DATASET CONTENT |
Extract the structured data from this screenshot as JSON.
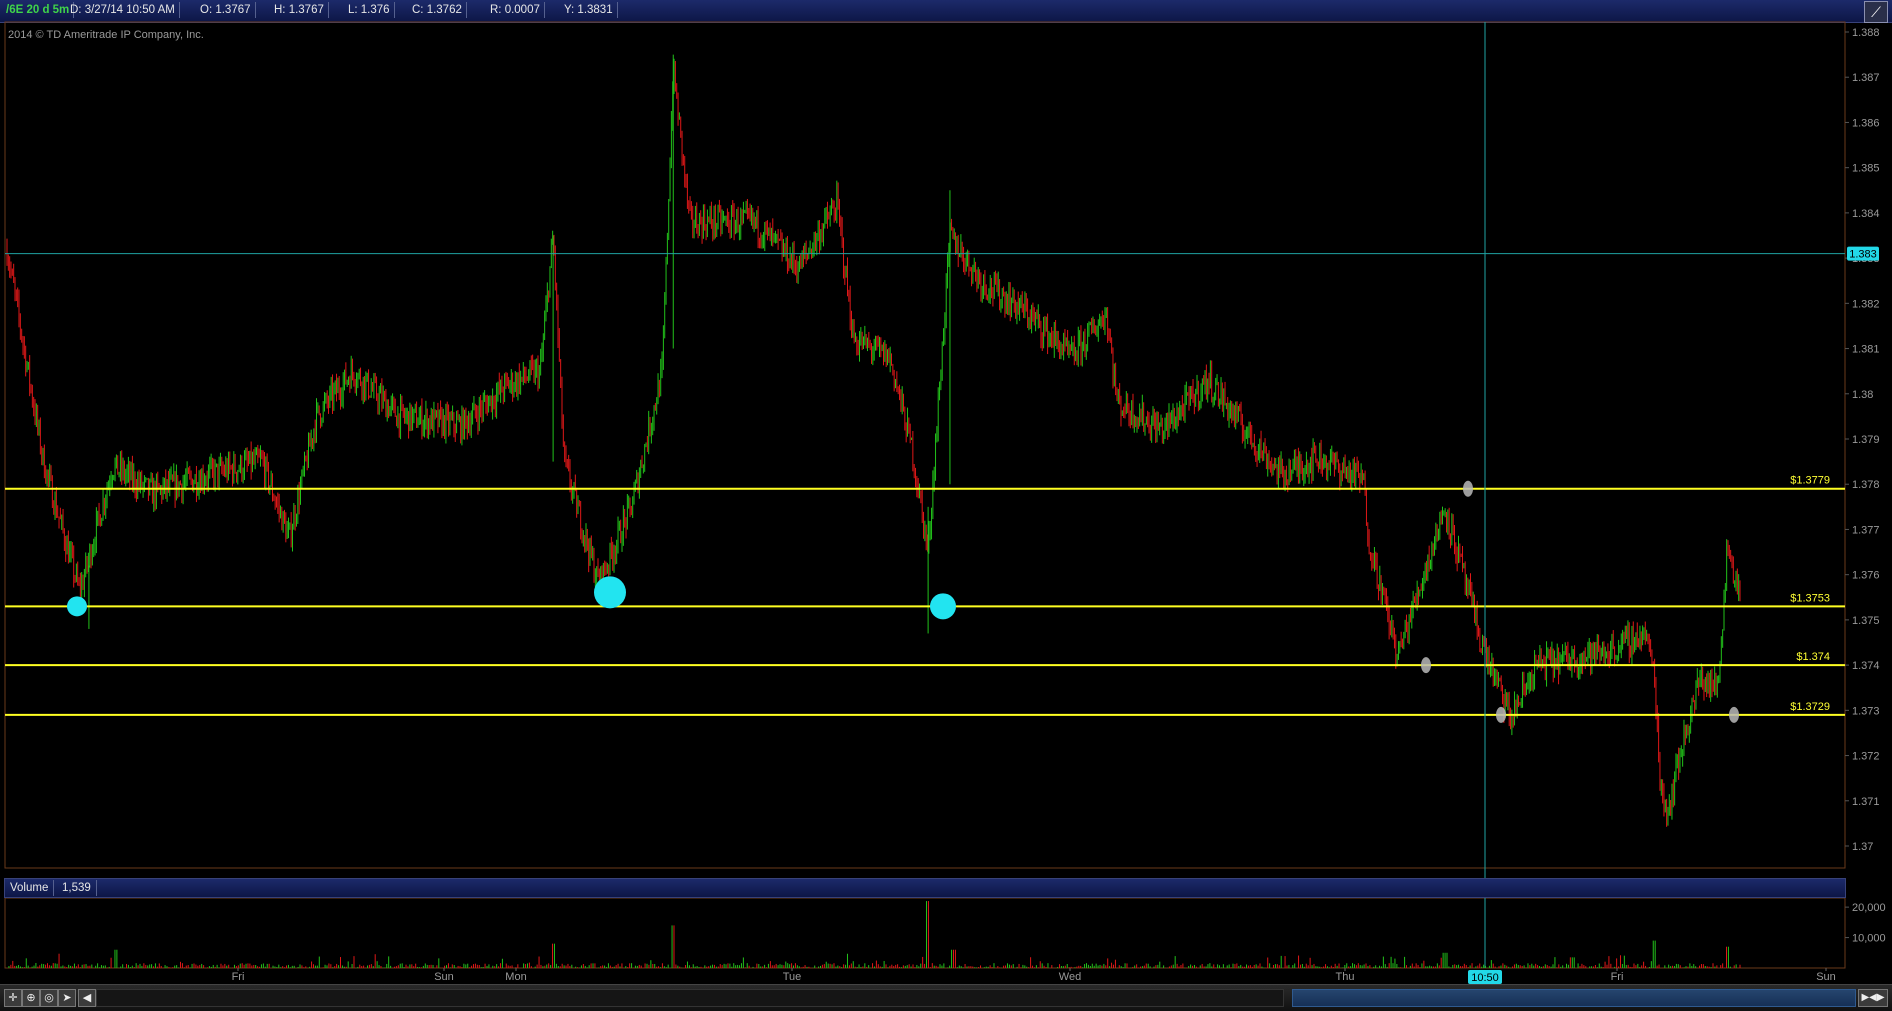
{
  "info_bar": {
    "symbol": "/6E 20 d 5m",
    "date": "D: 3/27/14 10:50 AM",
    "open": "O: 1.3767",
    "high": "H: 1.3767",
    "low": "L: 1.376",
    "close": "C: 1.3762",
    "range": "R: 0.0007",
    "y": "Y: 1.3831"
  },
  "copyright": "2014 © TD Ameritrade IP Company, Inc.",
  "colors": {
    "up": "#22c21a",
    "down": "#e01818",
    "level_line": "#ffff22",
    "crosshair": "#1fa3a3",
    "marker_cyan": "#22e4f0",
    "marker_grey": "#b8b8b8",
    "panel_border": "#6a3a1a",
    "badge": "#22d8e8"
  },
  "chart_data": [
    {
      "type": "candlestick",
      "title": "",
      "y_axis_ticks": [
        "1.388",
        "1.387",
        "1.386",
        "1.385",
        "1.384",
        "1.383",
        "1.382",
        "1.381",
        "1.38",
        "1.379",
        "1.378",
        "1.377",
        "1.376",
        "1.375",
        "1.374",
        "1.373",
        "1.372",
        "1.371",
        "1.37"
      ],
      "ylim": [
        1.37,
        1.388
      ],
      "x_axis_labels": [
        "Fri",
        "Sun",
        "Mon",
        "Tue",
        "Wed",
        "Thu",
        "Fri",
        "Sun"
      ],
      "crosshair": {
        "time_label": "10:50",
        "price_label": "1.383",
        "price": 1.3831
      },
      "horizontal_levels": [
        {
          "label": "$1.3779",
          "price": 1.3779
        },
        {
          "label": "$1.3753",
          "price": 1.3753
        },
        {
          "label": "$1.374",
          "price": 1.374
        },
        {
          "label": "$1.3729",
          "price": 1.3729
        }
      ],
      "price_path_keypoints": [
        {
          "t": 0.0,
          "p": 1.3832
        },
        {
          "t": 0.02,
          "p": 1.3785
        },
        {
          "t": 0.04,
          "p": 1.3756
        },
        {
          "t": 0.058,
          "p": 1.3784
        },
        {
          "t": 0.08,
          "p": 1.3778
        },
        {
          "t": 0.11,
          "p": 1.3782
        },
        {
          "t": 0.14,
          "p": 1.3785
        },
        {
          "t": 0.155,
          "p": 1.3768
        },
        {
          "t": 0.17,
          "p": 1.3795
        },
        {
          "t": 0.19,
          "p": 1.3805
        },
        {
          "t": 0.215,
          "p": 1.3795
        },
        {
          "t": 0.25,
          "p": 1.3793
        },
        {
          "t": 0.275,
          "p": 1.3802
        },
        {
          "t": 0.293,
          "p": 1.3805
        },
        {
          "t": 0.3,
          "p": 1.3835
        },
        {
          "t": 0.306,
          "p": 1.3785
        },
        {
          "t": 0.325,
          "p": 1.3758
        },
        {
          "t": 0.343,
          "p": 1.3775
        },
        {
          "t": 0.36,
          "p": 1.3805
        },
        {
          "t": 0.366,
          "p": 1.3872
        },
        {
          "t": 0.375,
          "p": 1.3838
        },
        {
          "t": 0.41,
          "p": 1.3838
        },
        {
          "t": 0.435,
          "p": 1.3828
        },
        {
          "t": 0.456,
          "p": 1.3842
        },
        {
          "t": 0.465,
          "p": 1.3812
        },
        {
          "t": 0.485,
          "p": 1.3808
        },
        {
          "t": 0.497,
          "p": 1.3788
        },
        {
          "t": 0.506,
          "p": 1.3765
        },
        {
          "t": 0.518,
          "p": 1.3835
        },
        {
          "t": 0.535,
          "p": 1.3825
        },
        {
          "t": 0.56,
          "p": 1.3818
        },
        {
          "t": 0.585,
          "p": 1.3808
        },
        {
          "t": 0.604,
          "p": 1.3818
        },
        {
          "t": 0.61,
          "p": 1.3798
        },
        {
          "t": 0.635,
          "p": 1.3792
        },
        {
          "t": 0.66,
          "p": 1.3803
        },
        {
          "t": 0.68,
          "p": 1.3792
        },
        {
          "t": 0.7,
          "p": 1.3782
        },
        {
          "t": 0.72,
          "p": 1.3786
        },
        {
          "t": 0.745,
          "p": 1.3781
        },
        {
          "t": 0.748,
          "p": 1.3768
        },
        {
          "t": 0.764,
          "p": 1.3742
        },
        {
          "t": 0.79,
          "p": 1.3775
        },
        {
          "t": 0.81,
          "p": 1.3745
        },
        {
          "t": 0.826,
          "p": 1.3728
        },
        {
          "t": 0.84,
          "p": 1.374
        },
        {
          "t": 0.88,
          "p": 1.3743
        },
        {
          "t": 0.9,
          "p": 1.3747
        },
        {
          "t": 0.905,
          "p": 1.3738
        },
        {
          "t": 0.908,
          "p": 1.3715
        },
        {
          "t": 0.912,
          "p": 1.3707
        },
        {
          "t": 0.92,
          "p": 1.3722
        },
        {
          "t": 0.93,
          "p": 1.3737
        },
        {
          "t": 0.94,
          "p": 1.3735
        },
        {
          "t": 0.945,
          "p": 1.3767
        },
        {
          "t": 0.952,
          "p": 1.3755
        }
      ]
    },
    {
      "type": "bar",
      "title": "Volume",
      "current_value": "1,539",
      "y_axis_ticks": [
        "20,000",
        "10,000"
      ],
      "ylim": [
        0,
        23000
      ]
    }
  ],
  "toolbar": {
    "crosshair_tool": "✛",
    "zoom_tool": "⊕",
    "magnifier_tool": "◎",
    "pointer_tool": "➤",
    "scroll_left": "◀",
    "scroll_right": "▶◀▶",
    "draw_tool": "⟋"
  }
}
==
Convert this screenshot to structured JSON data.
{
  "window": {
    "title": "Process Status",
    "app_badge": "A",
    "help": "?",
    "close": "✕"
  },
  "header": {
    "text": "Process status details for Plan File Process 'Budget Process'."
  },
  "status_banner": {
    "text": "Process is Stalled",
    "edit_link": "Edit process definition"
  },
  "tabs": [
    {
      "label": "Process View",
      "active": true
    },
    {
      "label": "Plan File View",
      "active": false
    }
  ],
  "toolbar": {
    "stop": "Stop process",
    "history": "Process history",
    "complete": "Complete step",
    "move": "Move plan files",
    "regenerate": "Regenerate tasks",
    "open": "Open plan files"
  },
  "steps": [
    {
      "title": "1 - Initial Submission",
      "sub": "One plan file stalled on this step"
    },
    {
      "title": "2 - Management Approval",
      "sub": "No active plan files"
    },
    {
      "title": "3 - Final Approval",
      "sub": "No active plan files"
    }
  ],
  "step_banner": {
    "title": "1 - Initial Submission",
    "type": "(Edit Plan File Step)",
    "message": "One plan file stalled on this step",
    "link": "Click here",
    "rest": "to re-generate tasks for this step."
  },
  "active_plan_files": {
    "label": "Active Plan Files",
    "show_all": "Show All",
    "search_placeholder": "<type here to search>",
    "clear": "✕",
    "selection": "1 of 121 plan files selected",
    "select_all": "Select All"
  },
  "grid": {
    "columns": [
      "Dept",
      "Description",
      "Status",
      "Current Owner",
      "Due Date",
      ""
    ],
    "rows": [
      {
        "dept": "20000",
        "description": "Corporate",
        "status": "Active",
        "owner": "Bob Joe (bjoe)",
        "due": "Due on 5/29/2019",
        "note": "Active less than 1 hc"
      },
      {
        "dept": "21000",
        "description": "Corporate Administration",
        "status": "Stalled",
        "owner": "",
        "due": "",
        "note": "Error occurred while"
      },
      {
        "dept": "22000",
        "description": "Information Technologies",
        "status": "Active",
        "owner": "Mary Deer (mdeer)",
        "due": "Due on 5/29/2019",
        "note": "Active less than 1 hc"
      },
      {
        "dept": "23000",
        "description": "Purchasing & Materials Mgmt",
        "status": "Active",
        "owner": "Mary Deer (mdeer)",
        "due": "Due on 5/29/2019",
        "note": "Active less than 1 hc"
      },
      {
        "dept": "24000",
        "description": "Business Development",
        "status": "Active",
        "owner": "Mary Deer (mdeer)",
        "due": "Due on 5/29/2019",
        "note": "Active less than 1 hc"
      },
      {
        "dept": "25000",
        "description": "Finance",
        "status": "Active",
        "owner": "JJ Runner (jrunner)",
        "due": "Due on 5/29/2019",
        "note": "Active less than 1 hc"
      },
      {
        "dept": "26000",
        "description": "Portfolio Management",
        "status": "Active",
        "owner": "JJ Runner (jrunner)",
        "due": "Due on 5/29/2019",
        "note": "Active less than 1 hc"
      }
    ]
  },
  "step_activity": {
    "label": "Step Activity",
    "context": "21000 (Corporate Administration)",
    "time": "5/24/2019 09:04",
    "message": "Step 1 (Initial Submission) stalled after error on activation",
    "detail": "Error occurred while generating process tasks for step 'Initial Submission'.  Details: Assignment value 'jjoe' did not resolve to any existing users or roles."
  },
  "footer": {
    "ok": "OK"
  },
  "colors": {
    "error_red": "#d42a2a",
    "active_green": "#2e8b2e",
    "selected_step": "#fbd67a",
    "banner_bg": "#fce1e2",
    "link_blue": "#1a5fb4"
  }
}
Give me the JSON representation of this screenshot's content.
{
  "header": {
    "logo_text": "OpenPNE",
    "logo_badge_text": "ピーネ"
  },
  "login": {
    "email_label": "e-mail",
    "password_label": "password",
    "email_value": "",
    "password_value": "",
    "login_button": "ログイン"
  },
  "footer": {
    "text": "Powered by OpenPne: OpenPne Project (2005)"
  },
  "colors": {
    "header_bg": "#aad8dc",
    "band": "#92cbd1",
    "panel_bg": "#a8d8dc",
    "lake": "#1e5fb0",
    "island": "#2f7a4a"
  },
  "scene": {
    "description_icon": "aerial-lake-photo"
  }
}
---
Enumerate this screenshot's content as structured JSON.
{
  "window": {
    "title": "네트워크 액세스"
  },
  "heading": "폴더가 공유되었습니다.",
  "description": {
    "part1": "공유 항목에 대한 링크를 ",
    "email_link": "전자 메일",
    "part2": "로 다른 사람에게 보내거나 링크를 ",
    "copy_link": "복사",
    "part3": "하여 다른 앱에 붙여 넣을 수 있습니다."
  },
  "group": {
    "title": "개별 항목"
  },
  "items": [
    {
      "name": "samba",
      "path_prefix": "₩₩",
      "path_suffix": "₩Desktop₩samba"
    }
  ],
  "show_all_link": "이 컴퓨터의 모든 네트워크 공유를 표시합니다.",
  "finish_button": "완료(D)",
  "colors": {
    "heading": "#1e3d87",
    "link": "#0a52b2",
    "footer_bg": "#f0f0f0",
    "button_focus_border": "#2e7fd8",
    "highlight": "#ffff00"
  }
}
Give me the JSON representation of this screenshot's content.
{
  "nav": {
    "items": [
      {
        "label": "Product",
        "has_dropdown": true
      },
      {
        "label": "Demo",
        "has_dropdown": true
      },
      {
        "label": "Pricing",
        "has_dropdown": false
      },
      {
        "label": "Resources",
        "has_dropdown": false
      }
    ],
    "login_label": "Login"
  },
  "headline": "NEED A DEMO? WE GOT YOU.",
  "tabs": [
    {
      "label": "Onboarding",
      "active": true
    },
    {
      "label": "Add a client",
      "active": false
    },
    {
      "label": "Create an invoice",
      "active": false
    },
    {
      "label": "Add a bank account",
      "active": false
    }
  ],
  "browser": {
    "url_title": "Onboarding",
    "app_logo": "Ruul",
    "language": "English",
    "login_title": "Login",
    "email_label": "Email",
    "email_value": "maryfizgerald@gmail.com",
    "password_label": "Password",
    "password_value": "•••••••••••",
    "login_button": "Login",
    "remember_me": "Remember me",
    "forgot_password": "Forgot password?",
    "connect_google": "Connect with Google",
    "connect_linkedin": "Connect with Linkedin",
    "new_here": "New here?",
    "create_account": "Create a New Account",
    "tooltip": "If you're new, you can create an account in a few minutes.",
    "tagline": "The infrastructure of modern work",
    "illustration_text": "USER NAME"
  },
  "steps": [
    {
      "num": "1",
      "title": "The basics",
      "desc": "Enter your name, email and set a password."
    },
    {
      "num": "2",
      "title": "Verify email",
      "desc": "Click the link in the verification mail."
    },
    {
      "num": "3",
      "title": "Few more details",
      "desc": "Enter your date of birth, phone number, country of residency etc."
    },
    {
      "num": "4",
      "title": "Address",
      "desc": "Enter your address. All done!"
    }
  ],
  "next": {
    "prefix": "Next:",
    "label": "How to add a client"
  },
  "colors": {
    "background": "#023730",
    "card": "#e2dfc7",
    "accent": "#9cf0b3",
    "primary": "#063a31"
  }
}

PROBLEM TO SOLVE |
For this exercise, gather every line of the data that contains the word "heading".

SOLUTION |
  "heading": "폴더가 공유되었습니다.",
    "heading": "#1e3d87",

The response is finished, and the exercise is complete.